** RECORDED DATA **
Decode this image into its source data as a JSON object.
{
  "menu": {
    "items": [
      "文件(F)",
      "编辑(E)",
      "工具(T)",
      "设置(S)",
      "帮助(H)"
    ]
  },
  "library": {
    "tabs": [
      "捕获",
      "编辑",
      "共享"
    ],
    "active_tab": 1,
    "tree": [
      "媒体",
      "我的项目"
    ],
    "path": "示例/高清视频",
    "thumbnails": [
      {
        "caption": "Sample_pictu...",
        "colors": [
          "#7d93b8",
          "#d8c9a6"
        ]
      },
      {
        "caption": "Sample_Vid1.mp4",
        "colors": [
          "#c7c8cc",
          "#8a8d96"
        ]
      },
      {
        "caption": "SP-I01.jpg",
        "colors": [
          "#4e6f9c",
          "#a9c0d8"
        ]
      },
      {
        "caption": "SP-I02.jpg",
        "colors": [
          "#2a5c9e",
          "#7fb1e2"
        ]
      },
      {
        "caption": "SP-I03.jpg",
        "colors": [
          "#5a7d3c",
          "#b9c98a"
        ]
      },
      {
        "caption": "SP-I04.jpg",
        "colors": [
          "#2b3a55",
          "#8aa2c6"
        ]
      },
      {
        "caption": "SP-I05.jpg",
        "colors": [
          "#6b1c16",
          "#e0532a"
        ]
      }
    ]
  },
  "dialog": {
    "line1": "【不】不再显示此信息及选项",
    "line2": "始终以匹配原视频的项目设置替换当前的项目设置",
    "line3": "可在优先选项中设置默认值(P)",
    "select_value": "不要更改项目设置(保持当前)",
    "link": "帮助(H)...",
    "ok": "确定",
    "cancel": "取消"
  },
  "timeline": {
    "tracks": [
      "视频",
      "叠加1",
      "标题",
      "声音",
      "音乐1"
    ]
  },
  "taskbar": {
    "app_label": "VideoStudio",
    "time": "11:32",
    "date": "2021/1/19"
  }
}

** WORK TO COMPLETE **
Please return the data above exactly as given.

** RESPONSE **
Decode this image into its source data as a JSON object.
{
  "menu": {
    "items": [
      "文件(F)",
      "编辑(E)",
      "工具(T)",
      "设置(S)",
      "帮助(H)"
    ]
  },
  "library": {
    "tabs": [
      "捕获",
      "编辑",
      "共享"
    ],
    "active_tab": 1,
    "tree": [
      "媒体",
      "我的项目"
    ],
    "path": "示例/高清视频",
    "thumbnails": [
      {
        "caption": "Sample_pictu...",
        "colors": [
          "#7d93b8",
          "#d8c9a6"
        ]
      },
      {
        "caption": "Sample_Vid1.mp4",
        "colors": [
          "#c7c8cc",
          "#8a8d96"
        ]
      },
      {
        "caption": "SP-I01.jpg",
        "colors": [
          "#4e6f9c",
          "#a9c0d8"
        ]
      },
      {
        "caption": "SP-I02.jpg",
        "colors": [
          "#2a5c9e",
          "#7fb1e2"
        ]
      },
      {
        "caption": "SP-I03.jpg",
        "colors": [
          "#5a7d3c",
          "#b9c98a"
        ]
      },
      {
        "caption": "SP-I04.jpg",
        "colors": [
          "#2b3a55",
          "#8aa2c6"
        ]
      },
      {
        "caption": "SP-I05.jpg",
        "colors": [
          "#6b1c16",
          "#e0532a"
        ]
      }
    ]
  },
  "dialog": {
    "line1": "【不】不再显示此信息及选项",
    "line2": "始终以匹配原视频的项目设置替换当前的项目设置",
    "line3": "可在优先选项中设置默认值(P)",
    "select_value": "不要更改项目设置(保持当前)",
    "link": "帮助(H)...",
    "ok": "确定",
    "cancel": "取消"
  },
  "timeline": {
    "tracks": [
      "视频",
      "叠加1",
      "标题",
      "声音",
      "音乐1"
    ]
  },
  "taskbar": {
    "app_label": "VideoStudio",
    "time": "11:32",
    "date": "2021/1/19"
  }
}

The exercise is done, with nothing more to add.